> _Required tasks_:
(1) Answer these questions using the abstract on the rat pyruvate kinase M gene:
(a) Which factor binds box C?
(b) In which cells was the mammalian two-hybrid system used?
(c) What is the dominant negative mutant of NF-YA called?
(2) In the abstract on the rat pyruvate kinase M gene, rewrite the stretch from "Sp family members" through "their direct interactions." and change "cooperatively" to "jointly".

Sp family members and nuclear factor-Y cooperatively stimulate transcription from the rat pyruvate kinase M gene distal promoter region via their direct interactions.

The three distal transcriptional regulatory elements of the rat pyruvate kinase M gene, referred to as boxes A, B, and C, are located around -270 base pairs upstream from the transcriptional initiation site. Electrophoretic mobility shift assays with specific competitors and antibodies show that both box A and box B bind to Sp1 and Sp3 and that box C binds nuclear factor-Y (NF-Y). Luciferase reporter assays revealed that although box A and box B alone have no independent effect on luciferase activities, box C alone stimulates transcription. However, the inclusion of all three elements lead to maximal activity because of a synergistic effect, mainly between box B and box C, suggesting that functional synergism between Sp1/Sp3 and NF-Y is critical for the pyruvate kinase M (PKM) gene distal promoter activity. In fact, co-transfection of a dominant negative mutant of NF-YA (NF-YA29) resulted in a decrease in reporter activity in a box C-dependent manner. In addition, the overexpression of Sp1 or Sp3 and NF-Y in Drosophila SL2 cells synergistically stimulated PKM gene distal promoter activity. Using a mammalian two-hybrid system in HeLa cells, it was shown that both Sp1 and Sp3 interacted with NF-YA but not NF-YB and NF-YC. Moreover, glutathione S-transferase pull-down assays revealed that only in vitro translated (35)S-labeled NF-YA interacted with both Sp1 and Sp3 in vitro. A subunit interaction domain of NF-YA, which forms a heterotrimer with NF-YB and NF-YC, is not required for these interactions with Sp1 or Sp3. Thus, we conclude that Sp1, Sp3, and NF-Y stimulate the transcription of the PKM gene via their interactions.

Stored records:
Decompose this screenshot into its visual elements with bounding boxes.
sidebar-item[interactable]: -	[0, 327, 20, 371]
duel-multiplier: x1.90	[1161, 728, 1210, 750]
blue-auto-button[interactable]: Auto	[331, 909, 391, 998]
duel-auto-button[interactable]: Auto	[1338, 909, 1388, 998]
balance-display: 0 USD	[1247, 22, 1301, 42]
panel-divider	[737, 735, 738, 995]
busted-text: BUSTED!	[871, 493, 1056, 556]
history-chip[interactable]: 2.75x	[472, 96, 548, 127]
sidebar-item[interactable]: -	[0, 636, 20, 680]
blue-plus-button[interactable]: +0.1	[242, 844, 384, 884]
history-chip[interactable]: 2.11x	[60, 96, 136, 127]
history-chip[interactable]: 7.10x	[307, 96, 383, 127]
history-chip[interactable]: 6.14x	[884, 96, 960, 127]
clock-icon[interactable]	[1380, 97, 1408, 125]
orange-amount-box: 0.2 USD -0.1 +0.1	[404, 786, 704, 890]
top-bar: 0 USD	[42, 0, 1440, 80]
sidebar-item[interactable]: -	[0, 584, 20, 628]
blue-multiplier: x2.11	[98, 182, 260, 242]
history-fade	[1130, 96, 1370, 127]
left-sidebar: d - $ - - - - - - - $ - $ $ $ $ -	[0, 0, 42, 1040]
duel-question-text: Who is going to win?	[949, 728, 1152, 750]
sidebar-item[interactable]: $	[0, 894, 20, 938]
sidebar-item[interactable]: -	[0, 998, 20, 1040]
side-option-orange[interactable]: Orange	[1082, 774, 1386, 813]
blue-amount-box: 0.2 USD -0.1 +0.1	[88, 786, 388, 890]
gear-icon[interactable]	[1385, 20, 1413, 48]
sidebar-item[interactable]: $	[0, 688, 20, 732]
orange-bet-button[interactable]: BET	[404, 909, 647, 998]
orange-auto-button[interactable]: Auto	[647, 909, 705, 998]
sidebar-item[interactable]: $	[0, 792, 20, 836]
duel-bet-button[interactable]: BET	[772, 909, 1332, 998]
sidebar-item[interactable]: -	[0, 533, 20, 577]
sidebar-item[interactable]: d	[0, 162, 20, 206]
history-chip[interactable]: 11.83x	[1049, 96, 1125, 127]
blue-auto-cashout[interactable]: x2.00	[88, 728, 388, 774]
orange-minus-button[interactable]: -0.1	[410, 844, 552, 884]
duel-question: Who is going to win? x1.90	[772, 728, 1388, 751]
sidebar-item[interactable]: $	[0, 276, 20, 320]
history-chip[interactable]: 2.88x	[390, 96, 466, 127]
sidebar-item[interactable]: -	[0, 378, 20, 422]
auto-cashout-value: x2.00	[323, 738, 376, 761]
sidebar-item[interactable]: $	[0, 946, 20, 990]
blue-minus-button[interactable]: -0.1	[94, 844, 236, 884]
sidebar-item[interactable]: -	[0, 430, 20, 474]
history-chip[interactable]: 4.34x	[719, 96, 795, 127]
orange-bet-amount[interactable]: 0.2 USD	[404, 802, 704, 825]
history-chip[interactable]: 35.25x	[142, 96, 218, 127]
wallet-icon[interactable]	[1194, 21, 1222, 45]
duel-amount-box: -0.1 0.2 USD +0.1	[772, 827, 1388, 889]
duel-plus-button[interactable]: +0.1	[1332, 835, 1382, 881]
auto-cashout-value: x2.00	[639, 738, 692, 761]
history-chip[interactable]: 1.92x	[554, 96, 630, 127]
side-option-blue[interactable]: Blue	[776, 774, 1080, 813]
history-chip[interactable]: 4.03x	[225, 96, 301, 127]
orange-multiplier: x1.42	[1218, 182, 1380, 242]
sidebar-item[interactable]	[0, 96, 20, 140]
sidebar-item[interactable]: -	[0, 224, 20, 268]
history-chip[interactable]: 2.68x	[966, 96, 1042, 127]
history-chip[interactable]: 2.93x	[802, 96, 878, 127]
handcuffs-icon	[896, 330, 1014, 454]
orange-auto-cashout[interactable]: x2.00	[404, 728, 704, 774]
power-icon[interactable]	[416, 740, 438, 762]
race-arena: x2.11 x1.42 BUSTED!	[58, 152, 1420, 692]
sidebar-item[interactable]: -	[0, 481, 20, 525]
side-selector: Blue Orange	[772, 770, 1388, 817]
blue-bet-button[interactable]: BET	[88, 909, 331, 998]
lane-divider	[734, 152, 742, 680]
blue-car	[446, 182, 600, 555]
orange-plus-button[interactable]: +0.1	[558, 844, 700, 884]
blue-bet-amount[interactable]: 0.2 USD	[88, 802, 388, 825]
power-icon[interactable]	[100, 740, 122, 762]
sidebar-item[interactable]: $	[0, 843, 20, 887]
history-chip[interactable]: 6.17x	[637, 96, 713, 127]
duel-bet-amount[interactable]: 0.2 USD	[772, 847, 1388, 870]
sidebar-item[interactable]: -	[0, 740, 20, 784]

> _Answers given_:
(1)
(a) Nuclear factor-Y (NF-Y)
(b) HeLa cells
(c) NF-YA29

(2)
Sp family members and nuclear factor-Y jointly stimulate transcription from the rat pyruvate kinase M gene distal promoter region via their direct interactions.